Given request
Could you reproduce, character for character, the lines of the entries from the line with "- panel-label: b: [120, 393, 132, 415]" to the line with "- data-point: [164, 219, 178, 233]", both of those lines included?

======== Supplied information

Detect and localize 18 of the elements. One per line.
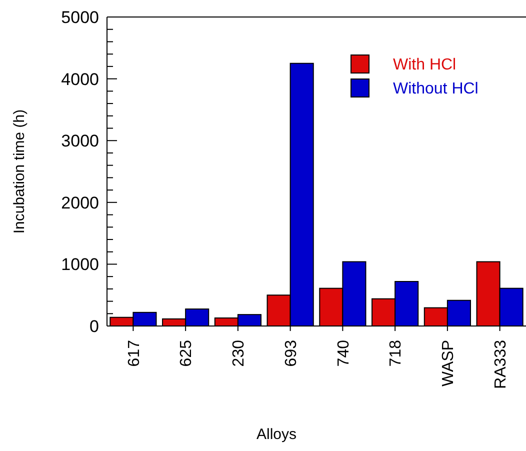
x-tick-label: 625 bbox=[178, 340, 196, 367]
x-tick-label: 693 bbox=[282, 340, 300, 367]
y-tick-label: 0 bbox=[90, 316, 99, 336]
y-tick-label: 1000 bbox=[61, 255, 99, 274]
x-tick-label: 230 bbox=[230, 340, 248, 367]
y-axis-title: Incubation time (h) bbox=[11, 109, 28, 234]
y-tick-label: 2000 bbox=[61, 193, 99, 212]
x-tick-label: 718 bbox=[388, 340, 405, 367]
legend-label: With HCl bbox=[393, 56, 456, 74]
y-tick-label: 3000 bbox=[61, 132, 99, 151]
y-tick-label: 5000 bbox=[61, 8, 99, 27]
x-tick-label: WASP bbox=[440, 340, 458, 387]
x-axis-title: Alloys bbox=[256, 426, 297, 443]
x-tick-label: 740 bbox=[335, 340, 352, 367]
x-tick-label: RA333 bbox=[492, 340, 510, 389]
legend-label: Without HCl bbox=[393, 80, 478, 98]
y-tick-label: 4000 bbox=[61, 70, 99, 89]
x-tick-label: 617 bbox=[126, 340, 143, 367]
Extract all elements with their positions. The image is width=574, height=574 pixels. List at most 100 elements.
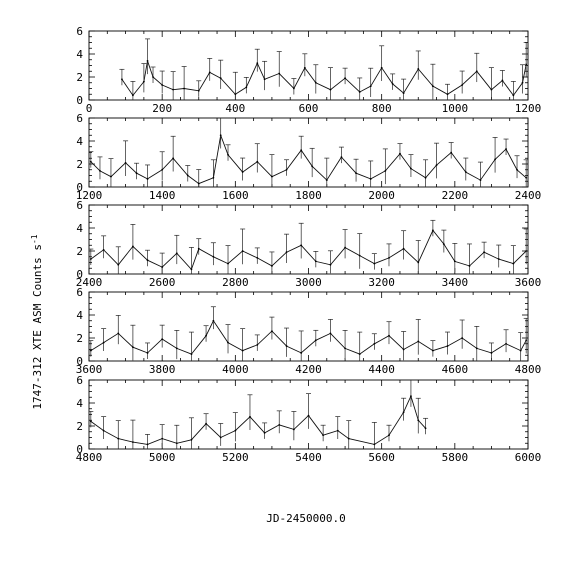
data-point [525, 63, 528, 66]
panel-5: 4800 5000 5200 5400 5600 5800 6000 0 2 4 6 [76, 374, 542, 464]
data-point [256, 344, 259, 346]
data-point [494, 158, 496, 161]
y-tick-label: 0 [76, 94, 83, 107]
data-point [442, 243, 445, 246]
data-point [329, 332, 332, 335]
series-line [89, 306, 528, 361]
y-tick-label: 4 [76, 48, 83, 61]
y-tick-label: 6 [76, 25, 83, 38]
data-point [161, 338, 164, 341]
y-tick-label: 6 [76, 199, 83, 212]
data-point [516, 168, 518, 171]
data-point [190, 268, 193, 271]
data-point [410, 395, 412, 397]
data-point [161, 437, 164, 440]
panel-4: 3600 3800 4000 4200 4400 4600 4800 0 2 4 6 [76, 286, 542, 376]
data-point [512, 262, 515, 265]
x-tick-label: 3600 [515, 276, 542, 289]
data-point [417, 261, 420, 264]
y-tick-label: 0 [76, 181, 83, 194]
data-point [307, 414, 310, 417]
data-point [402, 411, 405, 414]
series-line [89, 219, 528, 274]
data-point [175, 347, 178, 350]
y-tick-label: 0 [76, 268, 83, 281]
data-point [417, 340, 420, 343]
data-point [285, 345, 288, 347]
data-point [358, 254, 361, 257]
data-point [161, 168, 164, 171]
data-point [234, 429, 237, 432]
data-point [285, 251, 288, 254]
data-point [278, 72, 281, 75]
y-tick-label: 2 [76, 158, 83, 171]
data-point [121, 78, 123, 81]
data-point [152, 76, 154, 78]
series-path [121, 60, 527, 97]
data-point [497, 258, 500, 260]
y-tick-label: 2 [76, 332, 83, 345]
data-point [227, 262, 229, 265]
x-tick-label: 5600 [368, 451, 395, 464]
x-tick-label: 1200 [76, 189, 103, 202]
x-tick-label: 1600 [222, 189, 249, 202]
y-axis-label-group: 1747-312 XTE ASM Counts s-1 [30, 234, 44, 409]
data-point [271, 265, 273, 267]
x-tick-label: 0 [86, 102, 93, 115]
x-tick-label: 2400 [515, 189, 542, 202]
data-point [435, 164, 438, 167]
data-point [373, 443, 376, 446]
x-tick-label: 3600 [76, 363, 103, 376]
data-point [219, 436, 222, 439]
data-point [322, 434, 325, 437]
data-point [501, 79, 504, 82]
data-point [227, 153, 229, 156]
data-point [380, 66, 383, 69]
data-point [347, 437, 350, 440]
x-tick-label: 3800 [149, 363, 176, 376]
data-point [241, 349, 244, 352]
data-point [402, 247, 405, 250]
data-point [271, 175, 273, 178]
series-path [90, 229, 527, 271]
data-point [525, 250, 528, 252]
data-point [490, 88, 493, 91]
data-point [234, 93, 237, 96]
x-tick-label: 3400 [442, 276, 469, 289]
data-point [519, 349, 522, 352]
data-point [142, 80, 145, 83]
data-point [219, 134, 222, 137]
y-tick-label: 2 [76, 71, 83, 84]
data-point [512, 94, 515, 97]
data-point [183, 87, 186, 90]
data-point [525, 176, 528, 179]
data-point [475, 70, 478, 73]
data-point [461, 337, 464, 339]
data-point [402, 348, 405, 351]
y-tick-label: 0 [76, 443, 83, 456]
data-point [208, 71, 211, 74]
data-point [329, 88, 332, 91]
y-tick-label: 2 [76, 245, 83, 258]
data-point [132, 94, 134, 97]
series-line [89, 118, 528, 187]
data-point [285, 168, 288, 171]
x-tick-label: 4800 [76, 451, 103, 464]
x-tick-label: 4200 [295, 363, 322, 376]
y-tick-label: 2 [76, 420, 83, 433]
data-point [146, 352, 149, 354]
data-point [300, 244, 303, 247]
data-point [89, 258, 92, 260]
data-point [117, 263, 120, 266]
data-point [505, 342, 507, 345]
data-point [344, 347, 346, 350]
x-tick-label: 400 [225, 102, 245, 115]
data-point [344, 77, 346, 80]
data-point [453, 260, 456, 263]
data-point [479, 179, 482, 182]
data-point [256, 160, 259, 163]
data-point [212, 176, 215, 179]
data-point [89, 420, 92, 423]
x-tick-label: 600 [299, 102, 319, 115]
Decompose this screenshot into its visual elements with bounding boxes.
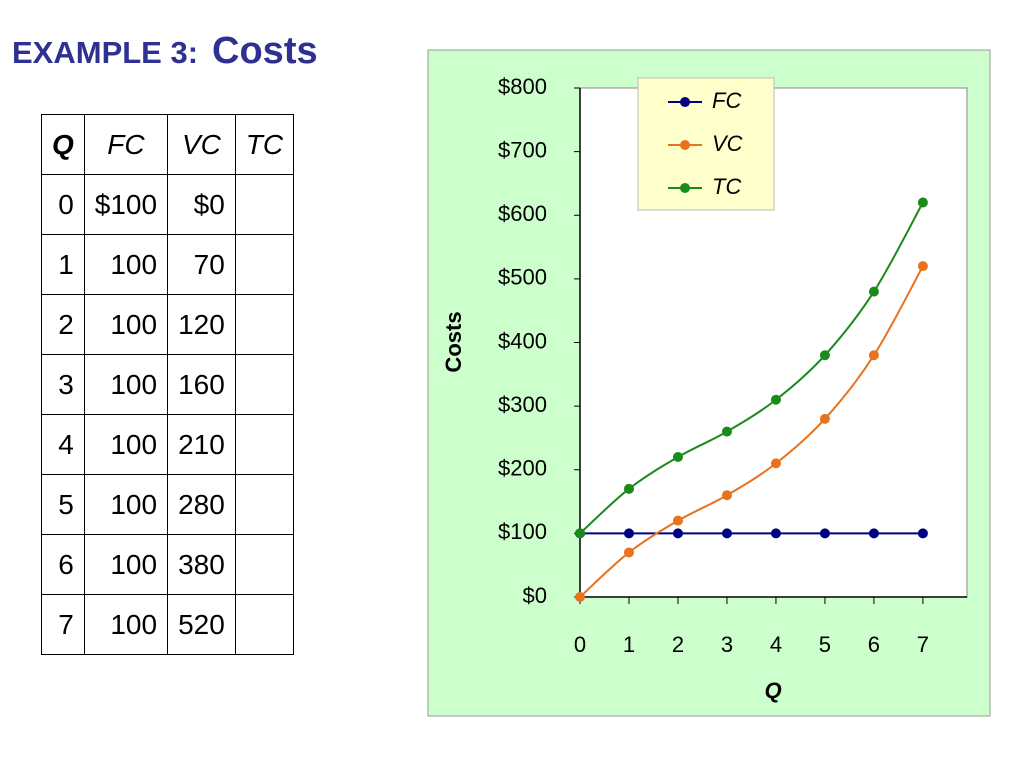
data-point	[623, 547, 634, 558]
y-tick-label: $400	[498, 328, 547, 353]
header-cell: Q	[41, 114, 85, 175]
data-point	[575, 592, 585, 602]
table-cell: 2	[41, 294, 85, 355]
y-tick-label: $300	[498, 392, 547, 417]
legend	[637, 77, 775, 211]
y-tick-label: $0	[523, 583, 547, 608]
table-cell: 100	[83, 294, 169, 355]
legend-label: FC	[712, 88, 741, 113]
legend-label: TC	[712, 174, 741, 199]
x-tick-label: 1	[623, 632, 635, 657]
data-point	[917, 197, 928, 208]
table-header: Q FC VC TC	[41, 114, 295, 175]
x-tick-label: 5	[819, 632, 831, 657]
table-cell: 100	[83, 594, 169, 655]
table-cell: 1	[41, 234, 85, 295]
empty-cell	[234, 174, 295, 235]
empty-cell	[234, 534, 295, 595]
data-point	[819, 413, 830, 424]
y-tick-label: $800	[498, 74, 547, 99]
table-row: 6 100 380	[41, 534, 295, 595]
slide-title: EXAMPLE 3: Costs	[12, 30, 318, 73]
y-tick-label: $500	[498, 265, 547, 290]
data-point	[672, 515, 683, 526]
x-tick-label: 4	[770, 632, 782, 657]
y-tick-label: $600	[498, 201, 547, 226]
table-cell: 100	[83, 234, 169, 295]
empty-cell	[234, 594, 295, 655]
empty-cell	[234, 294, 295, 355]
data-point	[819, 350, 830, 361]
table-cell: 520	[167, 594, 236, 655]
x-tick-label: 3	[721, 632, 733, 657]
table-row: 7 100 520	[41, 594, 295, 655]
empty-cell	[234, 354, 295, 415]
data-point	[868, 350, 879, 361]
table-cell: 7	[41, 594, 85, 655]
data-point	[721, 426, 732, 437]
empty-cell	[234, 234, 295, 295]
table-body: 0 $100 $0 1 100 70 2 100 120 3 100 160 4 100 210 5 100 28…	[41, 174, 295, 655]
table-cell: 70	[167, 234, 236, 295]
data-point	[868, 286, 879, 297]
title-topic: Costs	[212, 30, 318, 72]
header-cell: TC	[234, 114, 295, 175]
x-tick-label: 7	[917, 632, 929, 657]
data-point	[672, 452, 683, 463]
data-point	[868, 528, 879, 539]
data-point	[917, 528, 928, 539]
title-label: EXAMPLE 3:	[12, 35, 199, 70]
table-cell: 0	[41, 174, 85, 235]
table-cell: 100	[83, 354, 169, 415]
cost-table: Q FC VC TC 0 $100 $0 1 100 70 2 100 120 3 100 160 4 100 2…	[41, 114, 295, 655]
table-cell: 100	[83, 474, 169, 535]
x-tick-label: 6	[868, 632, 880, 657]
data-point	[819, 528, 830, 539]
legend-marker	[680, 97, 690, 107]
legend-label: VC	[712, 131, 743, 156]
table-cell: 6	[41, 534, 85, 595]
y-tick-label: $700	[498, 137, 547, 162]
table-row: 5 100 280	[41, 474, 295, 535]
data-point	[575, 528, 585, 539]
empty-cell	[234, 414, 295, 475]
x-tick-label: 2	[672, 632, 684, 657]
legend-marker	[680, 183, 690, 193]
legend-entries: FC VC TC	[668, 88, 743, 199]
table-cell: 280	[167, 474, 236, 535]
table-row: 1 100 70	[41, 234, 295, 295]
x-axis-label: Q	[764, 678, 781, 703]
data-point	[770, 394, 781, 405]
table-cell: 120	[167, 294, 236, 355]
table-cell: 5	[41, 474, 85, 535]
table-cell: 380	[167, 534, 236, 595]
y-tick-label: $200	[498, 456, 547, 481]
header-cell: VC	[167, 114, 236, 175]
data-point	[721, 490, 732, 501]
legend-marker	[680, 140, 690, 150]
y-axis-label: Costs	[441, 311, 466, 372]
header-cell: FC	[83, 114, 169, 175]
marks: $0 $100 $200 $300 $400 $500 $600 $700 $800 0 1 2 3 4 5…	[498, 74, 929, 657]
data-point	[917, 261, 928, 272]
table-row: 2 100 120	[41, 294, 295, 355]
empty-cell	[234, 474, 295, 535]
x-tick-label: 0	[574, 632, 586, 657]
data-point	[721, 528, 732, 539]
data-point	[770, 458, 781, 469]
data-point	[770, 528, 781, 539]
table-cell: $0	[167, 174, 236, 235]
data-point	[623, 528, 634, 539]
y-tick-label: $100	[498, 519, 547, 544]
data-point	[623, 483, 634, 494]
data-point	[672, 528, 683, 539]
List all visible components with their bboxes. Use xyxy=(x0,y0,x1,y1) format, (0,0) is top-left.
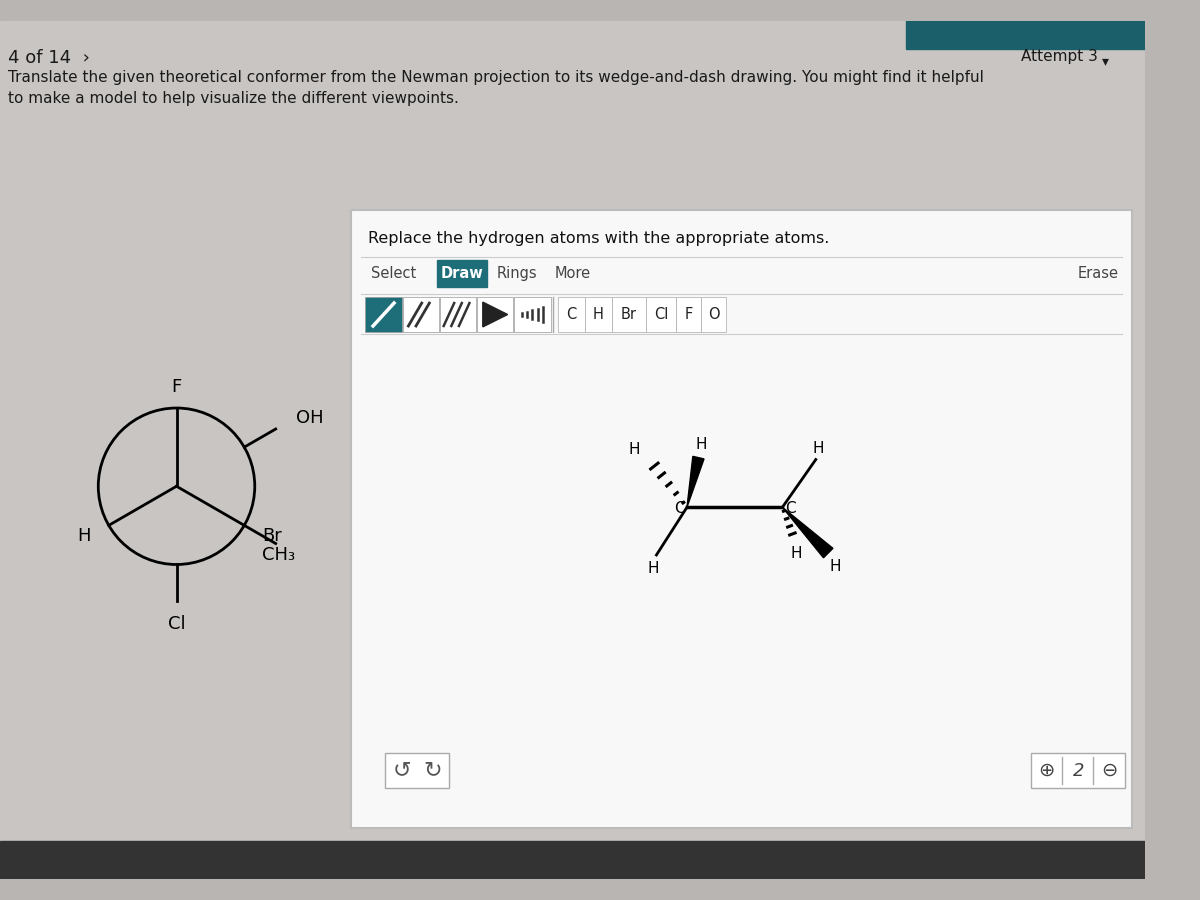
Bar xyxy=(384,753,449,788)
Polygon shape xyxy=(686,456,704,508)
Text: H: H xyxy=(829,559,841,574)
Text: H: H xyxy=(648,561,659,576)
Text: H: H xyxy=(77,526,90,544)
Text: CH₃: CH₃ xyxy=(263,546,295,564)
Text: Br: Br xyxy=(620,307,637,322)
Text: ▾: ▾ xyxy=(1102,54,1109,68)
Text: H: H xyxy=(812,441,824,455)
Text: Select: Select xyxy=(372,266,416,281)
Bar xyxy=(366,297,402,332)
Text: H: H xyxy=(790,545,802,561)
Text: ⊕: ⊕ xyxy=(1038,761,1055,780)
Text: F: F xyxy=(172,378,181,396)
Text: H: H xyxy=(593,307,604,322)
Text: OH: OH xyxy=(295,409,323,427)
Text: F: F xyxy=(685,307,694,322)
Text: 2: 2 xyxy=(1073,761,1084,779)
Bar xyxy=(701,297,726,332)
Text: 4 of 14  ›: 4 of 14 › xyxy=(7,50,90,68)
Text: Br: Br xyxy=(263,526,282,544)
Text: C: C xyxy=(785,500,796,516)
Text: H: H xyxy=(696,436,707,452)
Text: Draw: Draw xyxy=(440,266,484,281)
Text: C: C xyxy=(566,307,577,322)
Text: Erase: Erase xyxy=(1078,266,1118,281)
Text: C: C xyxy=(674,500,685,516)
Bar xyxy=(352,210,1132,828)
Text: Cl: Cl xyxy=(654,307,668,322)
Bar xyxy=(478,297,514,332)
Bar xyxy=(403,297,439,332)
Bar xyxy=(584,297,612,332)
Text: Translate the given theoretical conformer from the Newman projection to its wedg: Translate the given theoretical conforme… xyxy=(7,70,984,86)
Text: ↻: ↻ xyxy=(422,760,442,780)
Bar xyxy=(906,21,1145,50)
Text: to make a model to help visualize the different viewpoints.: to make a model to help visualize the di… xyxy=(7,91,458,106)
Text: Rings: Rings xyxy=(497,266,538,281)
Text: ↺: ↺ xyxy=(392,760,412,780)
Text: ⊖: ⊖ xyxy=(1102,761,1118,780)
Polygon shape xyxy=(482,302,508,327)
Bar xyxy=(677,297,701,332)
Text: Replace the hydrogen atoms with the appropriate atoms.: Replace the hydrogen atoms with the appr… xyxy=(368,230,829,246)
Text: Cl: Cl xyxy=(168,615,185,633)
Bar xyxy=(437,260,487,287)
Bar xyxy=(612,297,646,332)
Bar xyxy=(440,297,476,332)
Bar xyxy=(646,297,677,332)
Text: H: H xyxy=(629,443,641,457)
Text: Attempt 3: Attempt 3 xyxy=(1021,50,1098,64)
Bar xyxy=(515,297,551,332)
Bar xyxy=(0,842,1145,879)
Polygon shape xyxy=(782,508,833,558)
Text: More: More xyxy=(554,266,590,281)
Bar xyxy=(558,297,584,332)
Bar xyxy=(1032,753,1124,788)
Text: O: O xyxy=(708,307,720,322)
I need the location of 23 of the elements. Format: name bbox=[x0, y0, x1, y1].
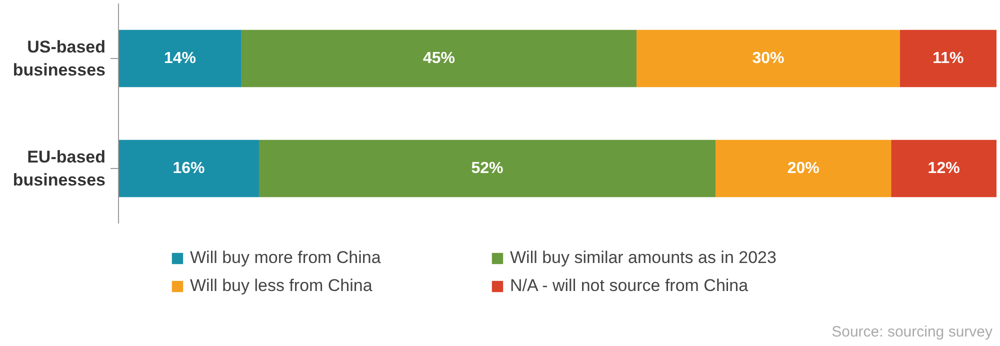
data-label: 12% bbox=[928, 160, 960, 177]
bar bbox=[241, 30, 637, 88]
bar bbox=[891, 140, 996, 198]
bar bbox=[900, 30, 996, 88]
bar bbox=[636, 30, 900, 88]
data-label: 45% bbox=[422, 50, 455, 67]
bar bbox=[118, 30, 242, 88]
data-label: 16% bbox=[172, 160, 205, 177]
y-tick-label: US-based businesses bbox=[12, 38, 106, 80]
data-label: 20% bbox=[787, 160, 820, 177]
source-note: Source: sourcing survey bbox=[832, 324, 993, 340]
data-label: 52% bbox=[471, 160, 504, 177]
legend-label: Will buy similar amounts as in 2023 bbox=[510, 248, 778, 268]
legend-label: Will buy more from China bbox=[190, 248, 382, 268]
data-label: 11% bbox=[932, 50, 964, 67]
data-label: 14% bbox=[164, 50, 196, 67]
legend-label: Will buy less from China bbox=[190, 276, 374, 296]
bar bbox=[118, 140, 259, 198]
bar bbox=[258, 140, 716, 198]
bar bbox=[716, 140, 892, 198]
legend-label: N/A - will not source from China bbox=[510, 276, 750, 296]
y-tick-label: EU-based businesses bbox=[12, 148, 106, 190]
data-label: 30% bbox=[752, 50, 784, 67]
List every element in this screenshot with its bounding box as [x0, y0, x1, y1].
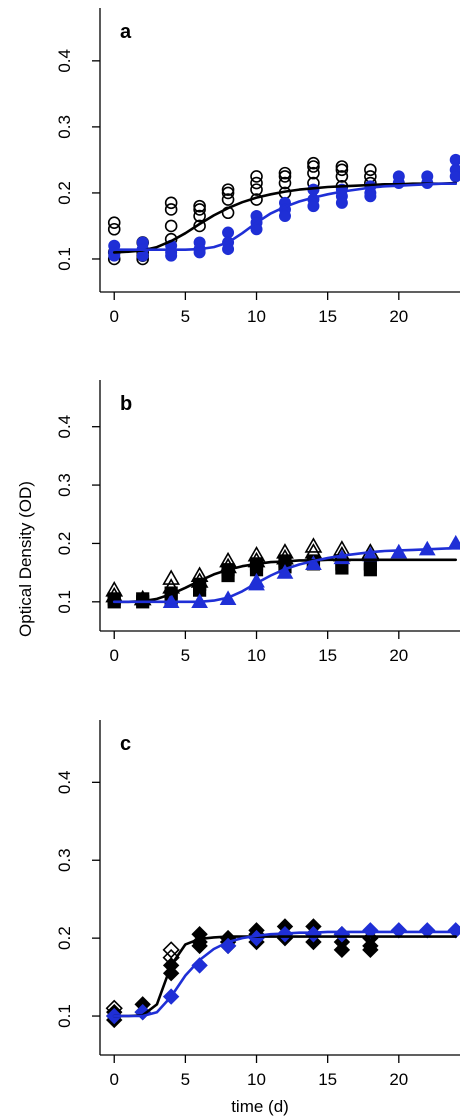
- panel-label: b: [120, 393, 132, 415]
- data-point: [191, 957, 208, 974]
- data-point: [363, 563, 377, 577]
- data-point: [193, 203, 206, 216]
- data-point: [335, 163, 349, 177]
- data-point: [333, 941, 351, 959]
- data-point: [164, 203, 178, 216]
- data-point: [164, 219, 178, 233]
- data-point: [364, 163, 377, 177]
- data-point: [278, 170, 292, 183]
- y-tick-label: 0.4: [55, 415, 74, 439]
- y-tick-label: 0.2: [55, 926, 74, 950]
- y-tick-label: 0.4: [55, 49, 74, 73]
- y-tick-label: 0.2: [55, 181, 74, 205]
- data-point: [304, 537, 323, 553]
- x-tick-label: 10: [247, 307, 266, 326]
- fit-curve: [112, 935, 458, 1018]
- data-point: [364, 190, 377, 203]
- data-point: [278, 176, 292, 190]
- data-point: [221, 186, 235, 200]
- x-tick-label: 20: [389, 307, 408, 326]
- x-tick-label: 20: [389, 646, 408, 665]
- data-point: [307, 160, 320, 173]
- panel-a: 0.1 0.2 0.3 0.4 0 5 10 15 20 a: [55, 8, 460, 326]
- data-point: [222, 243, 235, 256]
- y-tick-label: 0.1: [55, 1004, 74, 1028]
- fit-curve: [112, 558, 458, 604]
- data-point: [164, 196, 178, 210]
- data-point: [335, 196, 348, 209]
- y-tick-label: 0.1: [55, 590, 74, 614]
- data-point: [307, 166, 320, 180]
- x-tick-label: 10: [247, 646, 266, 665]
- fit-curve: [112, 546, 458, 604]
- panel-c: 0.1 0.2 0.3 0.4 0 5 10 15 20 c: [55, 720, 460, 1089]
- x-tick-label: 0: [109, 1070, 118, 1089]
- data-point: [278, 210, 291, 223]
- data-point: [362, 941, 379, 959]
- data-point: [162, 569, 181, 585]
- x-tick-label: 15: [318, 1070, 337, 1089]
- data-point: [222, 226, 235, 239]
- x-tick-label: 20: [389, 1070, 408, 1089]
- x-tick-label: 15: [318, 646, 337, 665]
- x-tick-label: 10: [247, 1070, 266, 1089]
- data-point: [193, 209, 206, 223]
- x-axis-title: time (d): [231, 1097, 289, 1116]
- data-point: [250, 170, 263, 183]
- x-tick-label: 0: [109, 646, 118, 665]
- panel-label: c: [120, 733, 131, 755]
- data-point: [221, 193, 235, 206]
- fit-curve: [112, 930, 458, 1018]
- y-axis-title: Optical Density (OD): [16, 481, 35, 637]
- data-point: [307, 156, 320, 170]
- x-tick-label: 5: [181, 646, 190, 665]
- data-point: [278, 166, 292, 180]
- data-point: [107, 222, 121, 236]
- y-tick-label: 0.4: [55, 771, 74, 795]
- x-tick-label: 5: [181, 1070, 190, 1089]
- y-tick-label: 0.2: [55, 532, 74, 556]
- panel-b: 0.1 0.2 0.3 0.4 0 5 10 15 20 b: [55, 380, 460, 665]
- y-tick-label: 0.1: [55, 247, 74, 271]
- data-point: [335, 160, 349, 173]
- y-tick-label: 0.3: [55, 848, 74, 872]
- x-tick-label: 0: [109, 307, 118, 326]
- panel-label: a: [120, 21, 132, 43]
- data-point: [193, 199, 206, 213]
- data-point: [165, 249, 178, 262]
- y-tick-label: 0.3: [55, 115, 74, 139]
- data-point: [191, 937, 208, 955]
- data-point: [449, 170, 460, 183]
- data-point: [221, 183, 235, 196]
- data-point: [335, 170, 349, 183]
- data-point: [307, 200, 320, 213]
- data-point: [449, 153, 460, 166]
- x-tick-label: 15: [318, 307, 337, 326]
- data-point: [193, 219, 206, 233]
- data-point: [250, 176, 263, 190]
- x-tick-label: 5: [181, 307, 190, 326]
- fit-curve: [112, 181, 458, 254]
- data-point: [250, 183, 263, 196]
- data-point: [107, 216, 121, 229]
- fit-curve: [112, 182, 458, 251]
- y-tick-label: 0.3: [55, 473, 74, 497]
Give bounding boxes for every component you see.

================

Solution for this exercise
- panel-label: b: [120, 393, 132, 415]
- data-point: [191, 957, 208, 974]
- data-point: [363, 563, 377, 577]
- data-point: [193, 203, 206, 216]
- data-point: [335, 163, 349, 177]
- data-point: [333, 941, 351, 959]
- data-point: [164, 203, 178, 216]
- data-point: [164, 219, 178, 233]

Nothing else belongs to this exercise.